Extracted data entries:
────────────────

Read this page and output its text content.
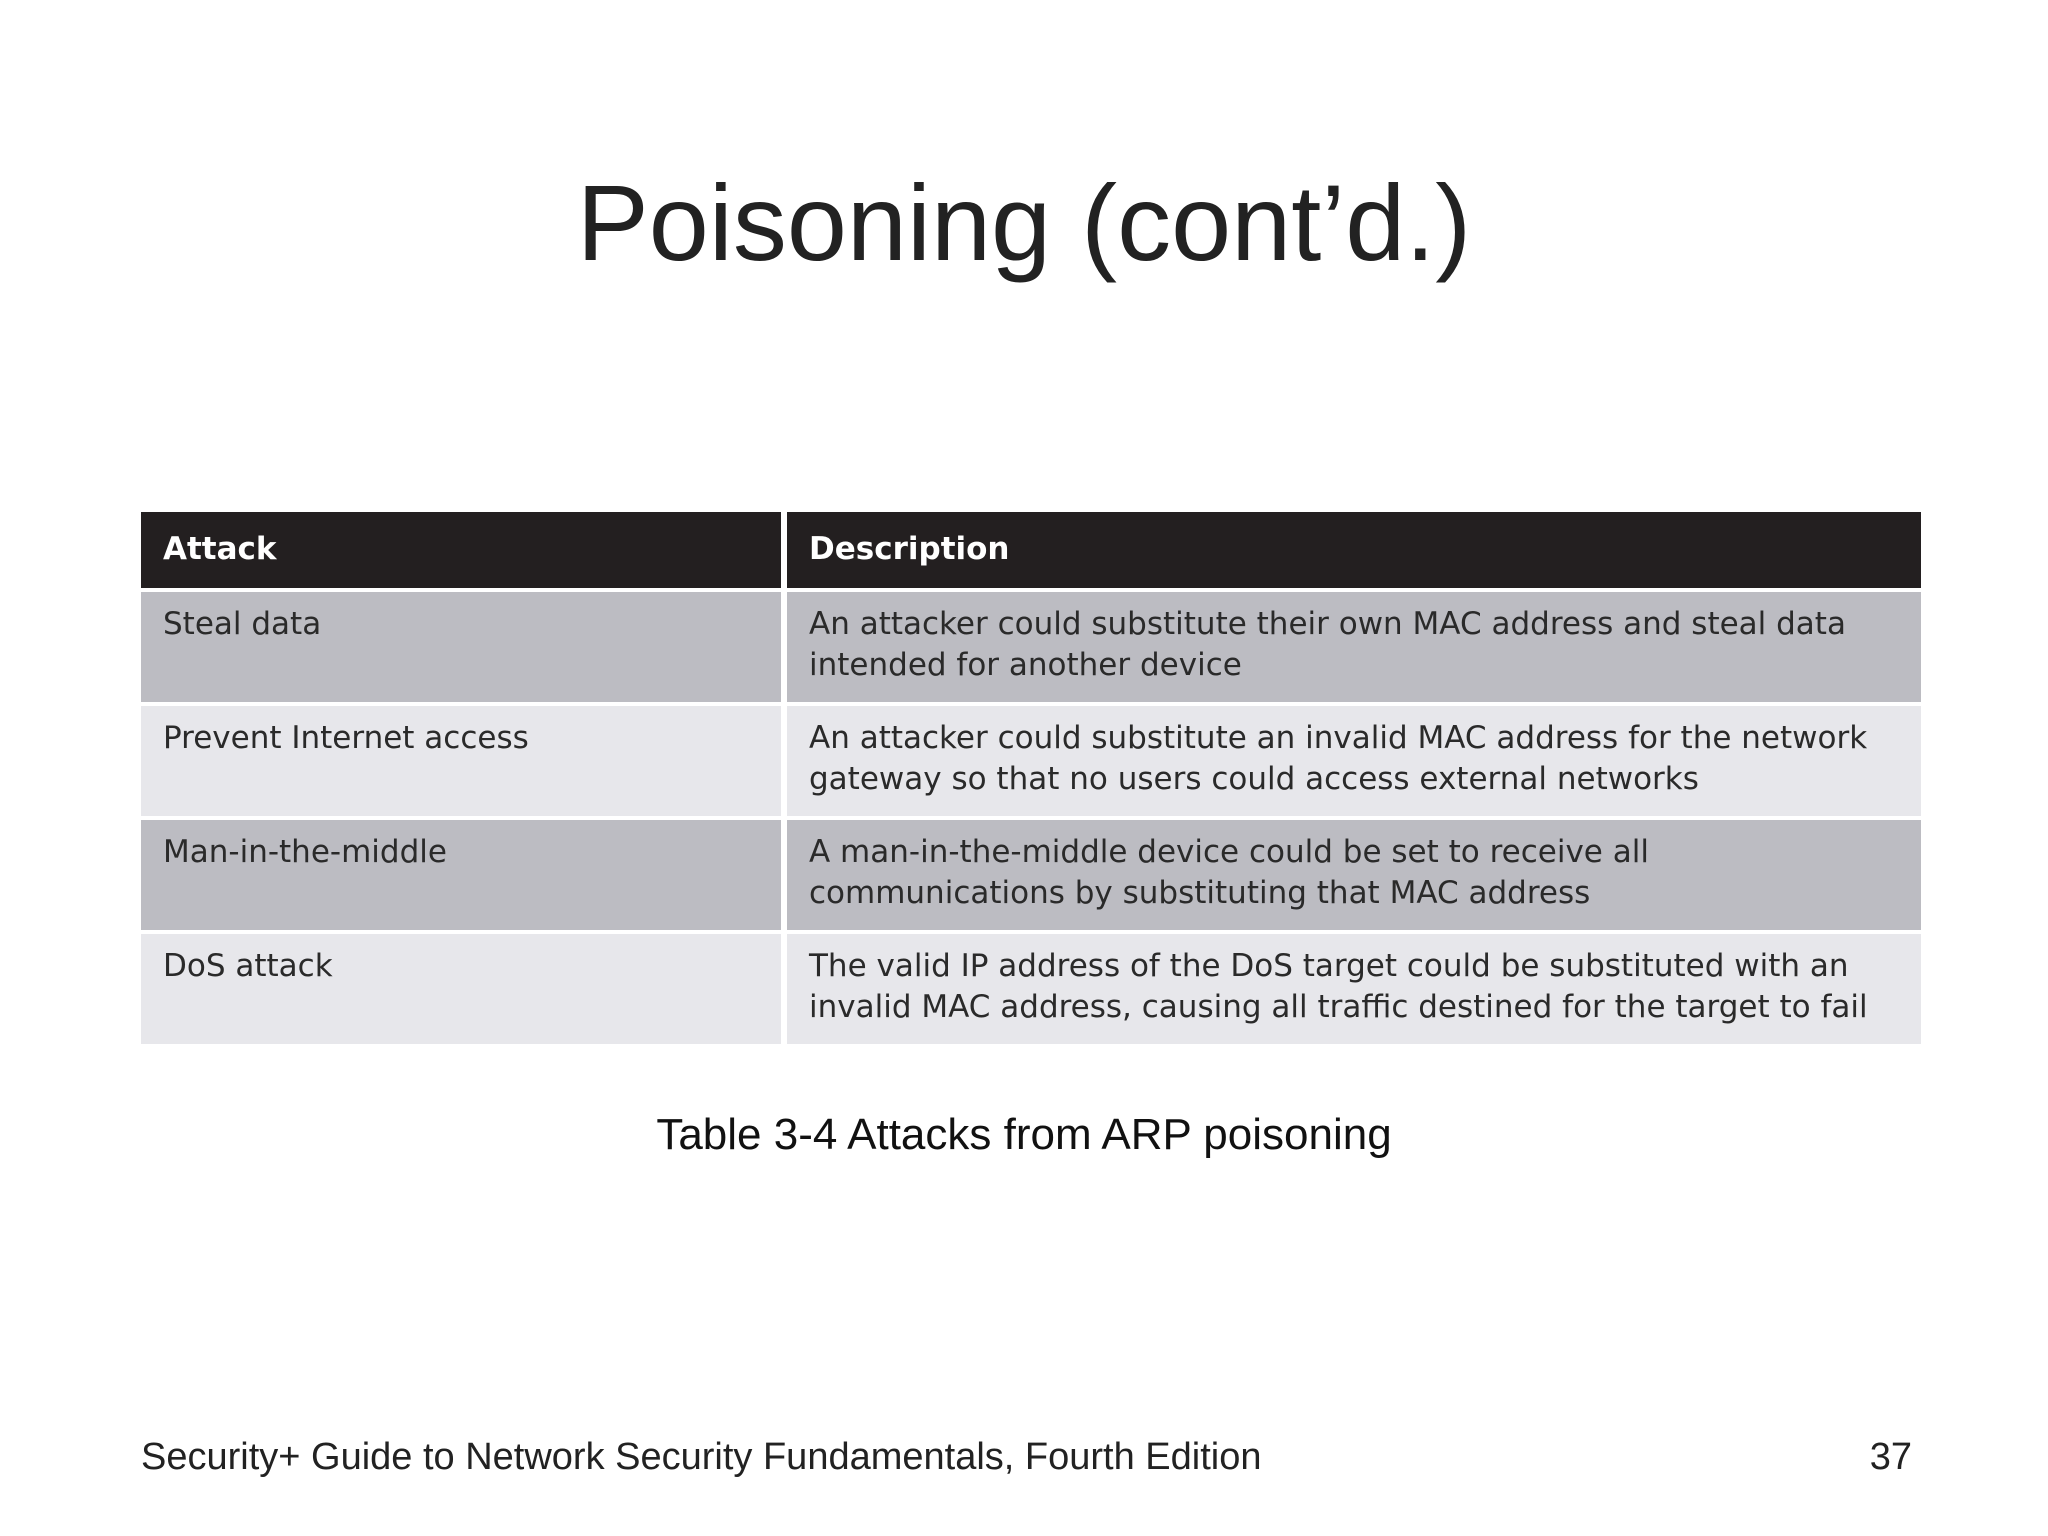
Poisoning (cont’d.)
Attack	Description
Steal data	An attacker could substitute their own MAC address and steal data intended for another device
Prevent Internet access	An attacker could substitute an invalid MAC address for the network gateway so that no users could access external networks
Man-in-the-middle	A man-in-the-middle device could be set to receive all communications by substituting that MAC address
DoS attack	The valid IP address of the DoS target could be substituted with an invalid MAC address, causing all traffic destined for the target to fail
Table 3-4 Attacks from ARP poisoning
Security+ Guide to Network Security Fundamentals, Fourth Edition	37
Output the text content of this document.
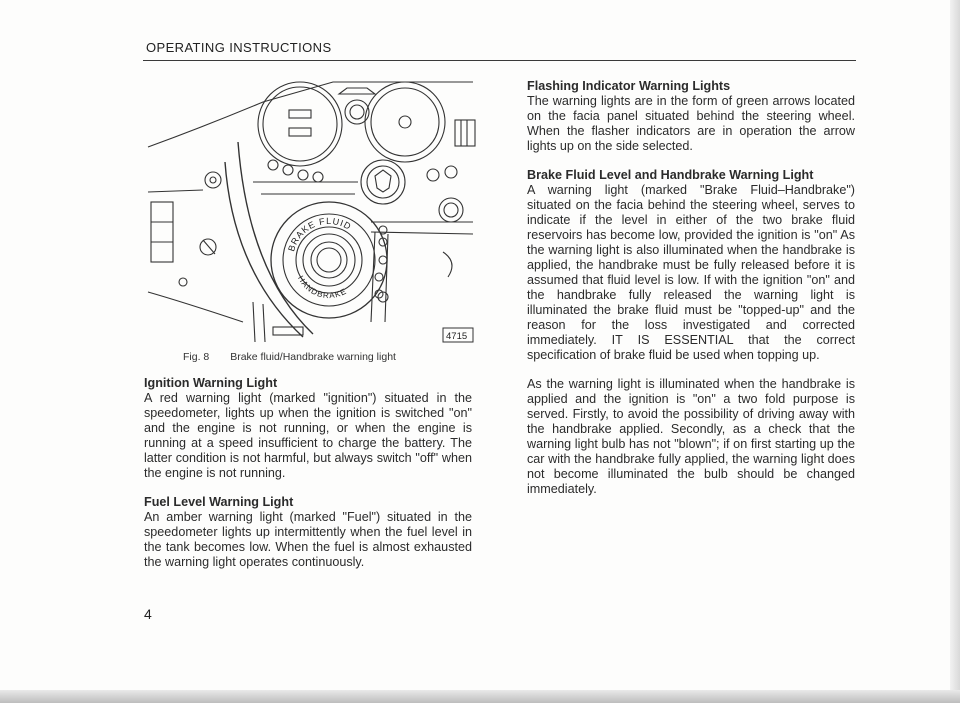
OPERATING INSTRUCTIONS
4715
BRAKE FLUID
HANDBRAKE
Fig. 8 Brake fluid/Handbrake warning light

Ignition Warning Light

A red warning light (marked "ignition") situated in the speedometer, lights up when the ignition is switched "on" and the engine is not running, or when the engine is running at a speed insufficient to charge the battery. The latter condition is not harmful, but always switch "off" when the engine is not running.

Fuel Level Warning Light

An amber warning light (marked "Fuel") situated in the speedometer lights up intermittently when the fuel level in the tank becomes low. When the fuel is almost exhausted the warning light operates continuously.

Flashing Indicator Warning Lights

The warning lights are in the form of green arrows located on the facia panel situated behind the steering wheel. When the flasher indicators are in operation the arrow lights up on the side selected.

Brake Fluid Level and Handbrake Warning Light

A warning light (marked "Brake Fluid–Handbrake") situated on the facia behind the steering wheel, serves to indicate if the level in either of the two brake fluid reservoirs has become low, provided the ignition is "on" As the warning light is also illuminated when the handbrake is applied, the handbrake must be fully released before it is assumed that fluid level is low. If with the ignition "on" and the handbrake fully released the warning light is illuminated the brake fluid must be "topped-up" and the reason for the loss investigated and corrected immediately. IT IS ESSENTIAL that the correct specification of brake fluid be used when topping up.

As the warning light is illuminated when the handbrake is applied and the ignition is "on" a two fold purpose is served. Firstly, to avoid the possibility of driving away with the handbrake applied. Secondly, as a check that the warning light bulb has not "blown"; if on first starting up the car with the handbrake fully applied, the warning light does not become illuminated the bulb should be changed immediately.

4
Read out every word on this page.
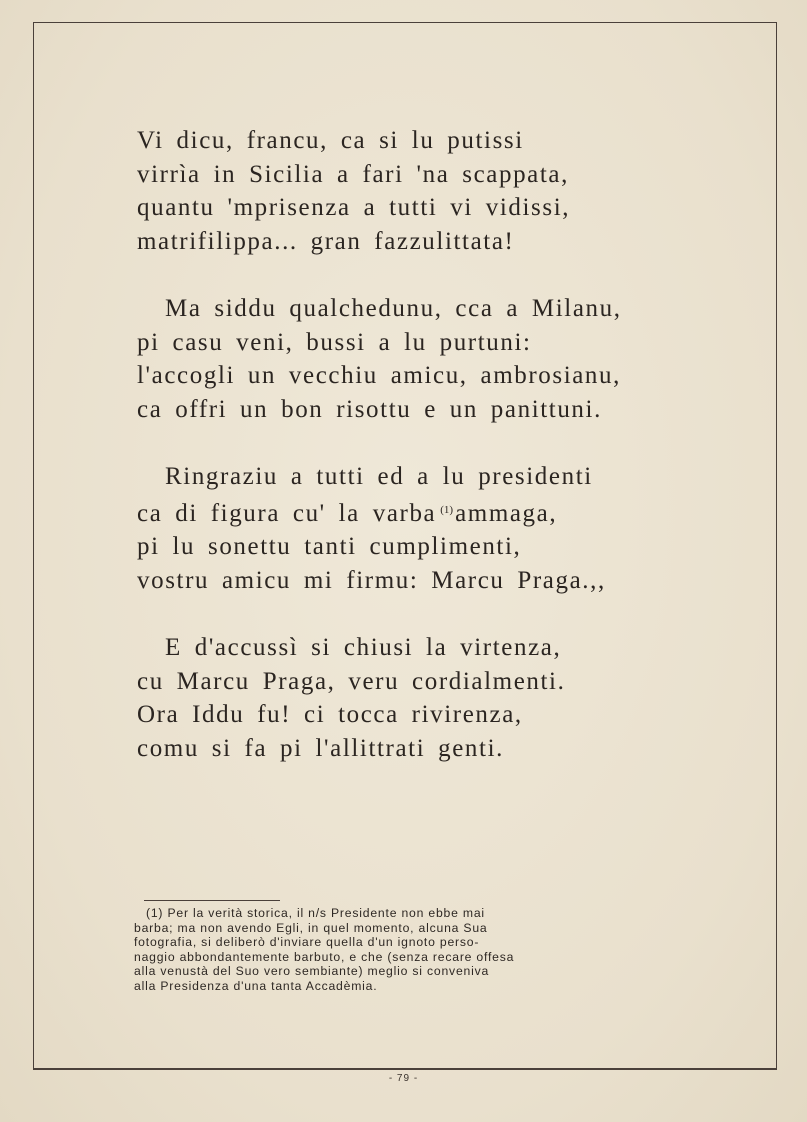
Vi dicu, francu, ca si lu putissi
virrìa in Sicilia a fari 'na scappata,
quantu 'mprisenza a tutti vi vidissi,
matrifilippa... gran fazzulittata!
Ma siddu qualchedunu, cca a Milanu,
pi casu veni, bussi a lu purtuni:
l'accogli un vecchiu amicu, ambrosianu,
ca offri un bon risottu e un panittuni.
Ringraziu a tutti ed a lu presidenti
ca di figura cu' la varba $^{(1)}$ammaga,
pi lu sonettu tanti cumplimenti,
vostru amicu mi firmu: Marcu Praga.,,
E d'accussì si chiusi la virtenza,
cu Marcu Praga, veru cordialmenti.
Ora Iddu fu! ci tocca rivirenza,
comu si fa pi l'allittrati genti.
(1) Per la verità storica, il n/s Presidente non ebbe mai
barba; ma non avendo Egli, in quel momento, alcuna Sua
fotografia, si deliberò d'inviare quella d'un ignoto perso-
naggio abbondantemente barbuto, e che (senza recare offesa
alla venustà del Suo vero sembiante) meglio si conveniva
alla Presidenza d'una tanta Accadèmia.
- 79 -
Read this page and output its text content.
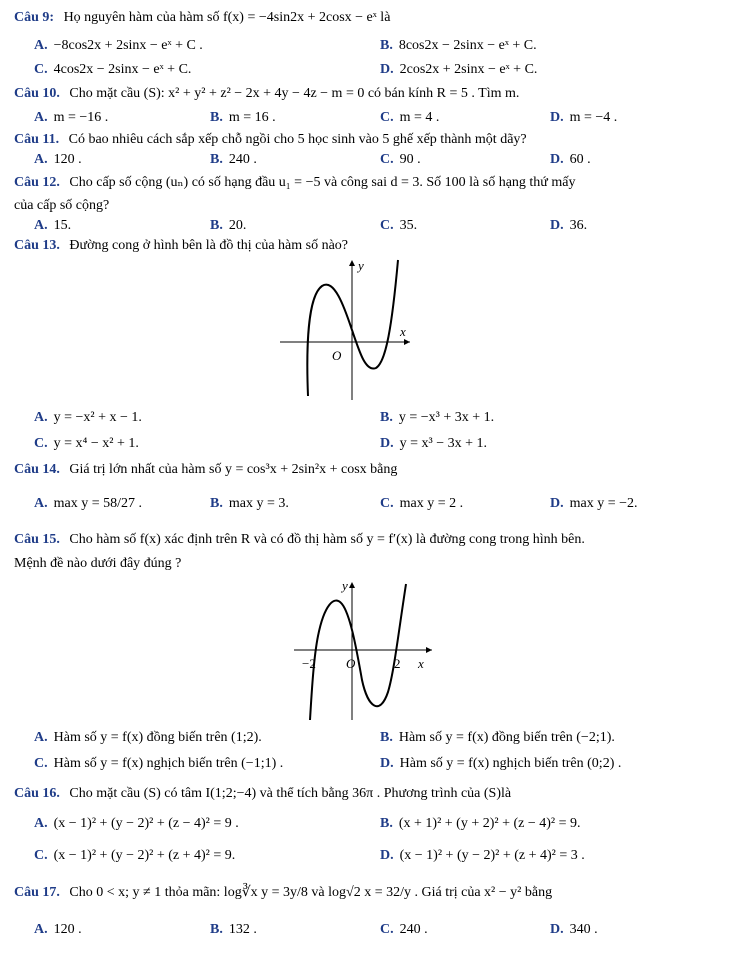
Câu 9: Họ nguyên hàm của hàm số f(x) = −4sin2x + 2cosx − eˣ là
A. −8cos2x + 2sinx − eˣ + C .	B. 8cos2x − 2sinx − eˣ + C.
C. 4cos2x − 2sinx − eˣ + C.	D. 2cos2x + 2sinx − eˣ + C.
Câu 10. Cho mặt cầu (S): x² + y² + z² − 2x + 4y − 4z − m = 0 có bán kính R = 5 . Tìm m.
A. m = −16 .	B. m = 16 .	C. m = 4 .	D. m = −4 .
Câu 11. Có bao nhiêu cách sắp xếp chỗ ngồi cho 5 học sinh vào 5 ghế xếp thành một dãy?
A. 120 .	B. 240 .	C. 90 .	D. 60 .
Câu 12. Cho cấp số cộng (uₙ) có số hạng đầu u₁ = −5 và công sai d = 3. Số 100 là số hạng thứ mấy
của cấp số cộng?
A. 15.	B. 20.	C. 35.	D. 36.
Câu 13. Đường cong ở hình bên là đồ thị của hàm số nào?
y
x
O
A. y = −x² + x − 1.	B. y = −x³ + 3x + 1.
C. y = x⁴ − x² + 1.	D. y = x³ − 3x + 1.
Câu 14. Giá trị lớn nhất của hàm số y = cos³x + 2sin²x + cosx bằng
A. max y = 58/27 .	B. max y = 3.	C. max y = 2 .	D. max y = −2.
Câu 15. Cho hàm số f(x) xác định trên R và có đồ thị hàm số y = f′(x) là đường cong trong hình bên.
Mệnh đề nào dưới đây đúng ?
y
x
O
−2	2
A. Hàm số y = f(x) đồng biến trên (1;2).	B. Hàm số y = f(x) đồng biến trên (−2;1).
C. Hàm số y = f(x) nghịch biến trên (−1;1) .	D. Hàm số y = f(x) nghịch biến trên (0;2) .
Câu 16. Cho mặt cầu (S) có tâm I(1;2;−4) và thể tích bằng 36π . Phương trình của (S)là
A. (x − 1)² + (y − 2)² + (z − 4)² = 9 .	B. (x + 1)² + (y + 2)² + (z − 4)² = 9.
C. (x − 1)² + (y − 2)² + (z + 4)² = 9.	D. (x − 1)² + (y − 2)² + (z + 4)² = 3 .
Câu 17. Cho 0 < x; y ≠ 1 thỏa mãn: log∛x y = 3y/8 và log√2 x = 32/y . Giá trị của x² − y² bằng
A. 120 .	B. 132 .	C. 240 .	D. 340 .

────────────────

WHAT YOU HAVE TO DO =
Tally how many lines of the material contain the word "cộng". The answer must be the number and nothing else.

TASK RESPONSE =
2